WORK TO DO
Copy each line of the entries that contains the word "AMPLIFIER".

ROWS
☆ ☆ ☆ ☆ ☆ ☆ ☆

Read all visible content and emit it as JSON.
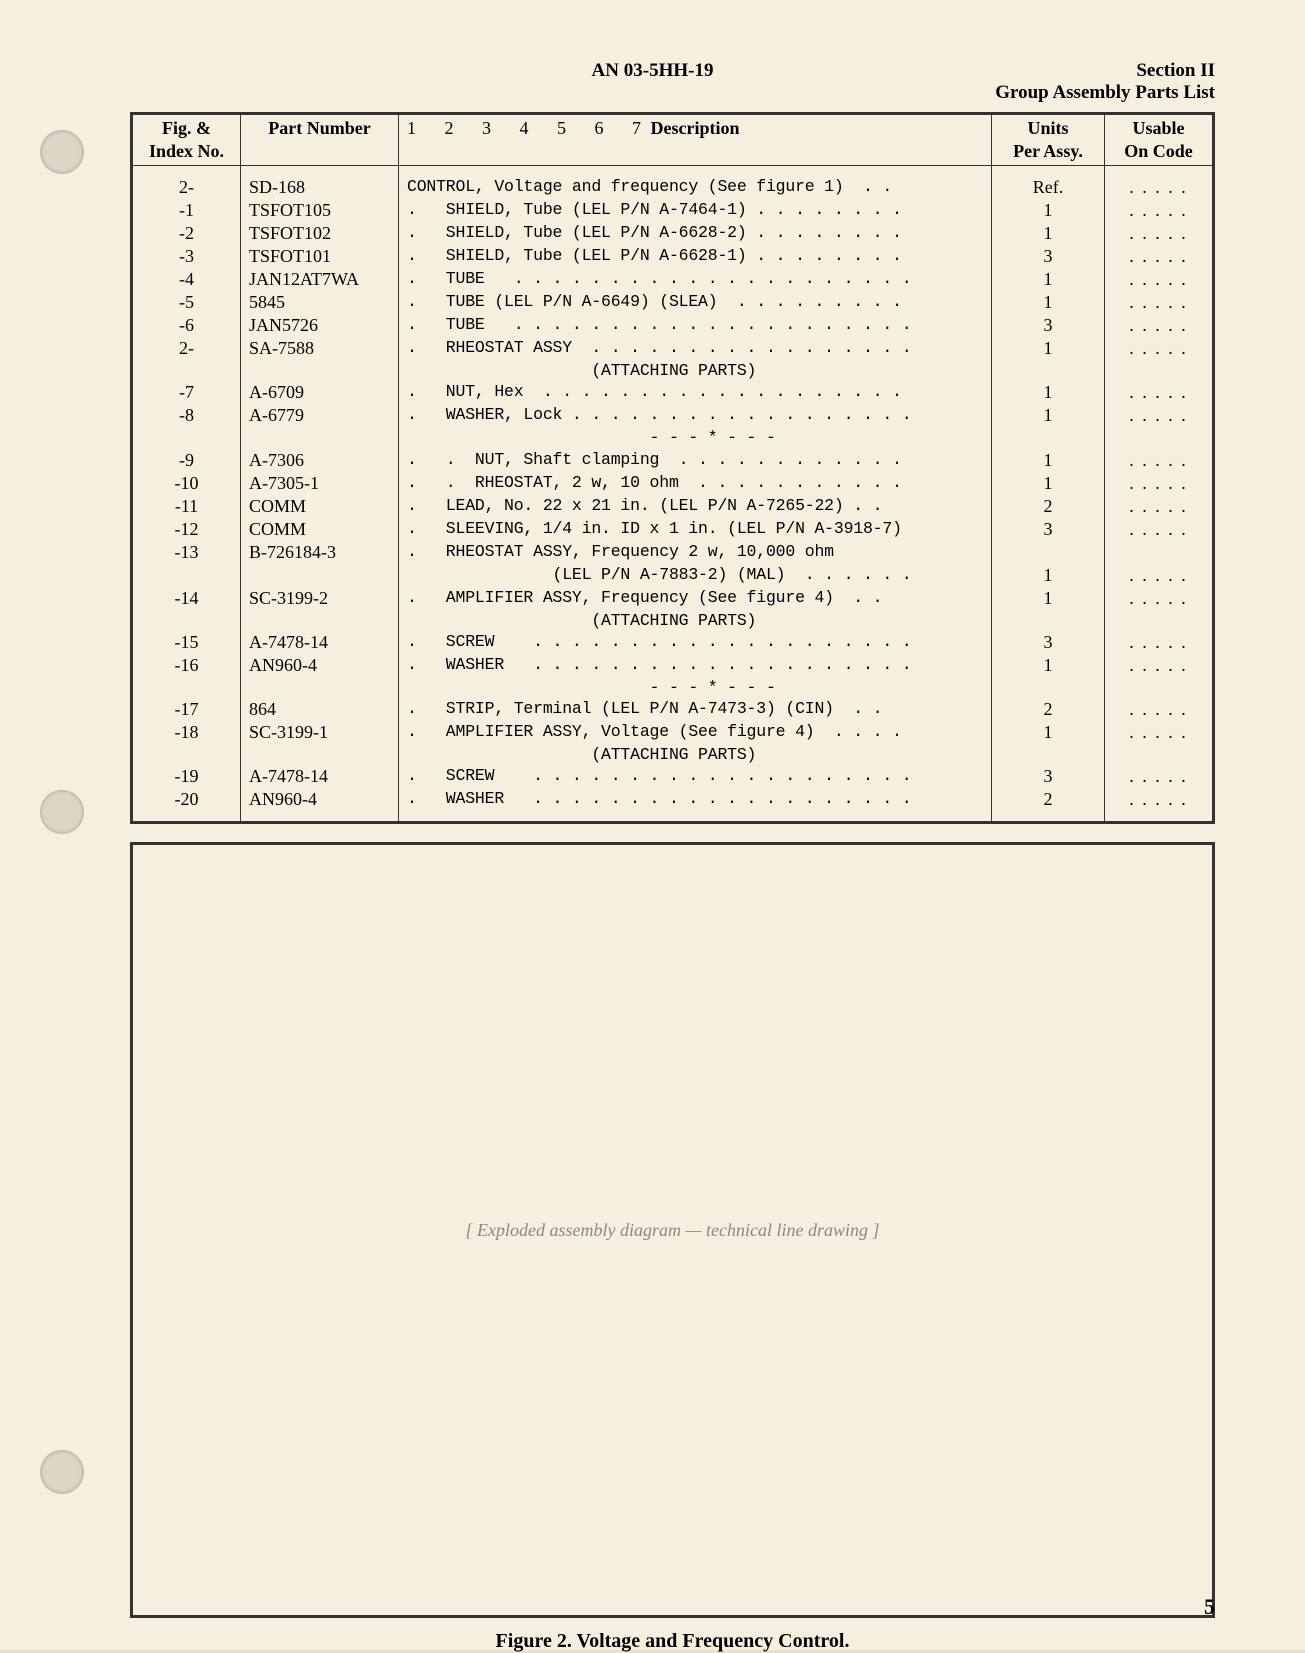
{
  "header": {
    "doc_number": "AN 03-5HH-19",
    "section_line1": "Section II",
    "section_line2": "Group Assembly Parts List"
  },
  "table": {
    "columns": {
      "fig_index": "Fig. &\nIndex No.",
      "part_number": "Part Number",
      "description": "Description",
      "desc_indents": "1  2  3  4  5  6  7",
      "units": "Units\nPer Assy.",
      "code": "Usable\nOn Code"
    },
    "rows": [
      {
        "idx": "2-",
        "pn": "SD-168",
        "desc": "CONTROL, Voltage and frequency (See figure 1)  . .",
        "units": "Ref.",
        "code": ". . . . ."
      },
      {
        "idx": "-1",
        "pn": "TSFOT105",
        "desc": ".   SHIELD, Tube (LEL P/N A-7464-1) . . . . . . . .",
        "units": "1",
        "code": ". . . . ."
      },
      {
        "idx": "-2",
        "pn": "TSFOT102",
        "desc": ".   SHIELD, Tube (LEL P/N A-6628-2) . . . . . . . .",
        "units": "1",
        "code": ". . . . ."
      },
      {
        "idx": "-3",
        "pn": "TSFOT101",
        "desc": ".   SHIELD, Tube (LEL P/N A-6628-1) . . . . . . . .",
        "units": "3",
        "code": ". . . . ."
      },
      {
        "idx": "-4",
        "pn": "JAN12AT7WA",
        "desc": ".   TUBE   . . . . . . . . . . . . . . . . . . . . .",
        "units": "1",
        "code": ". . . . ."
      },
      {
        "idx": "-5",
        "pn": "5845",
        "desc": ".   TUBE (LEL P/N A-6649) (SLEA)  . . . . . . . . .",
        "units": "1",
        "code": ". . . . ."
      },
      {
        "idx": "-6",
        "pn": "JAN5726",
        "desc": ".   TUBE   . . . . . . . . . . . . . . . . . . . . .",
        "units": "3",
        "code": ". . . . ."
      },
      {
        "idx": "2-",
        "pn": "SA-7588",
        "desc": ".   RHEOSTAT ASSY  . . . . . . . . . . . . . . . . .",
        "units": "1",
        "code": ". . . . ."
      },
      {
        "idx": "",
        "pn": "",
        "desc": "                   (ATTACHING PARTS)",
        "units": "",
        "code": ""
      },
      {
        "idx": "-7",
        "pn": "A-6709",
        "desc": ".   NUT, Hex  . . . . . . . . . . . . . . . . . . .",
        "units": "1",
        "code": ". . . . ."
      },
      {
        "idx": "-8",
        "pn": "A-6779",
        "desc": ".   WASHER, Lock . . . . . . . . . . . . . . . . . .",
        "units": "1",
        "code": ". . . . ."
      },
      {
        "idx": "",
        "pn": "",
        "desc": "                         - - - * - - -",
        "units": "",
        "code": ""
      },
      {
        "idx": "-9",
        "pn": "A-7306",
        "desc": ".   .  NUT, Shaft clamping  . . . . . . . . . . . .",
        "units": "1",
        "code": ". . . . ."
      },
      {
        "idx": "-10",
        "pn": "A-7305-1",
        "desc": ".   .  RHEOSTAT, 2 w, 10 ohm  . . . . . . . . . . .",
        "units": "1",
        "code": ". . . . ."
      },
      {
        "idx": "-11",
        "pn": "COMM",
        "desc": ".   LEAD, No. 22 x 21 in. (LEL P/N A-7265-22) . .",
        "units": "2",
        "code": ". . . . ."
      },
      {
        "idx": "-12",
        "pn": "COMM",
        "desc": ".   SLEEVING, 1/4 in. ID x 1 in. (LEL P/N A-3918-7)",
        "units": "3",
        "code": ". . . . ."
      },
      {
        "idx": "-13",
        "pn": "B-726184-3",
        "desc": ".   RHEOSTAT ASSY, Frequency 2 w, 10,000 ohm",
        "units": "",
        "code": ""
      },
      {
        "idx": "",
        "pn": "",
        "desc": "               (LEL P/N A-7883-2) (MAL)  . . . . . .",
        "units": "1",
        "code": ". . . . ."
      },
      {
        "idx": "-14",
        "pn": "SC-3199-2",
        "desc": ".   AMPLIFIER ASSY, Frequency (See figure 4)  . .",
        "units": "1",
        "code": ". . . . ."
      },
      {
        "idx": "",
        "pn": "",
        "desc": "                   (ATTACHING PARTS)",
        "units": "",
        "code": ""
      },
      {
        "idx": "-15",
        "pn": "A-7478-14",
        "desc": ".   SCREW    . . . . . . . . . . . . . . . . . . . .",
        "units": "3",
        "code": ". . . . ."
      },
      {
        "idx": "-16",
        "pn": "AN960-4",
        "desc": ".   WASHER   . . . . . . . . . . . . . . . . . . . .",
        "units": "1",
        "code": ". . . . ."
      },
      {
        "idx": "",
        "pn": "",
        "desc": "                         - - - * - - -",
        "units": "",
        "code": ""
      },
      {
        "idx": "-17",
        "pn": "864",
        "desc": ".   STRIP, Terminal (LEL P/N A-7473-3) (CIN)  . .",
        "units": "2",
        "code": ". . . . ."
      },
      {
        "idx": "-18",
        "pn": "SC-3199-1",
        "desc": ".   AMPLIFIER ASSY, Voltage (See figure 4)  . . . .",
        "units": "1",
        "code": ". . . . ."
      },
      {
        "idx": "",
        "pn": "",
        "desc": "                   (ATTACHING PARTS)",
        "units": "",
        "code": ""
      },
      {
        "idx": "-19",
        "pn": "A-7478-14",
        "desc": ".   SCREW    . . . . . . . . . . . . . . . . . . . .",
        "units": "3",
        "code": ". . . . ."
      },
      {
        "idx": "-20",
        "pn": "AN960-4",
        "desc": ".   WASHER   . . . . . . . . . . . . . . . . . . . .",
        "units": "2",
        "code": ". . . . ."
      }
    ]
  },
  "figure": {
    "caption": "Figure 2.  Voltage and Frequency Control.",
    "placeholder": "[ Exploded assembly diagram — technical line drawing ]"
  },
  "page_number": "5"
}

☆ ☆ ☆ ☆ ☆ ☆ ☆

FINISHED ANSWER
        "desc": ".   AMPLIFIER ASSY, Frequency (See figure 4)  . .",
        "desc": ".   AMPLIFIER ASSY, Voltage (See figure 4)  . . . .",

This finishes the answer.